AIM:
Copy every entry exactly.

PROVIDED DATA:
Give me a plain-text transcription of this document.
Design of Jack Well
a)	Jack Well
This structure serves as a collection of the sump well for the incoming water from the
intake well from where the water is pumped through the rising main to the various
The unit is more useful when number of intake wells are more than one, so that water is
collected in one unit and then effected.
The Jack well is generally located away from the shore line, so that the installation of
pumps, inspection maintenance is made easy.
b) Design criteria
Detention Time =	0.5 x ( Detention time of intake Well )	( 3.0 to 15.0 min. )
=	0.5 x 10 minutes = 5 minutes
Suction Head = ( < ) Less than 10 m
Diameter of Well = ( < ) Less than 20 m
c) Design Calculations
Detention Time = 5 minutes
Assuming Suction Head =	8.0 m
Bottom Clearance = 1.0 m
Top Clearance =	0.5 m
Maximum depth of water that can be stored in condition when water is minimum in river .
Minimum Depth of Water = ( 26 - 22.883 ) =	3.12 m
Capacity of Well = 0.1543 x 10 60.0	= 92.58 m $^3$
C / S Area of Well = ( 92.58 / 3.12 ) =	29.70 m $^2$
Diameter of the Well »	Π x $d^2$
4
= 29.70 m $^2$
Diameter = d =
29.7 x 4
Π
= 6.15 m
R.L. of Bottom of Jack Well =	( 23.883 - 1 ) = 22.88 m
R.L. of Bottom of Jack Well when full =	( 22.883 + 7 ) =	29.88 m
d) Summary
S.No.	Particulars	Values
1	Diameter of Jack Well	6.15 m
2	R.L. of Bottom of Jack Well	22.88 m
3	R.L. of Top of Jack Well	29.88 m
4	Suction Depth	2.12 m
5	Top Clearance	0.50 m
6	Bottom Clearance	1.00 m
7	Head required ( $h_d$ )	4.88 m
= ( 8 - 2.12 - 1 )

ANSWER IN FULL:
Give me a plain-text transcription of this document.
Design of Jack Well
a)	Jack Well
This structure serves as a collection of the sump well for the incoming water from the
intake well from where the water is pumped through the rising main to the various
The unit is more useful when number of intake wells are more than one, so that water is
collected in one unit and then effected.
The Jack well is generally located away from the shore line, so that the installation of
pumps, inspection maintenance is made easy.
b) Design criteria
Detention Time =	0.5 x ( Detention time of intake Well )	( 3.0 to 15.0 min. )
=	0.5 x 10 minutes = 5 minutes
Suction Head = ( < ) Less than 10 m
Diameter of Well = ( < ) Less than 20 m
c) Design Calculations
Detention Time = 5 minutes
Assuming Suction Head =	8.0 m
Bottom Clearance = 1.0 m
Top Clearance =	0.5 m
Maximum depth of water that can be stored in condition when water is minimum in river .
Minimum Depth of Water = ( 26 - 22.883 ) =	3.12 m
Capacity of Well = 0.1543 x 10 60.0	= 92.58 m $^3$
C / S Area of Well = ( 92.58 / 3.12 ) =	29.70 m $^2$
Diameter of the Well »	Π x $d^2$
4
= 29.70 m $^2$
Diameter = d =
29.7 x 4
Π
= 6.15 m
R.L. of Bottom of Jack Well =	( 23.883 - 1 ) = 22.88 m
R.L. of Bottom of Jack Well when full =	( 22.883 + 7 ) =	29.88 m
d) Summary
S.No.	Particulars	Values
1	Diameter of Jack Well	6.15 m
2	R.L. of Bottom of Jack Well	22.88 m
3	R.L. of Top of Jack Well	29.88 m
4	Suction Depth	2.12 m
5	Top Clearance	0.50 m
6	Bottom Clearance	1.00 m
7	Head required ( $h_d$ )	4.88 m
= ( 8 - 2.12 - 1 )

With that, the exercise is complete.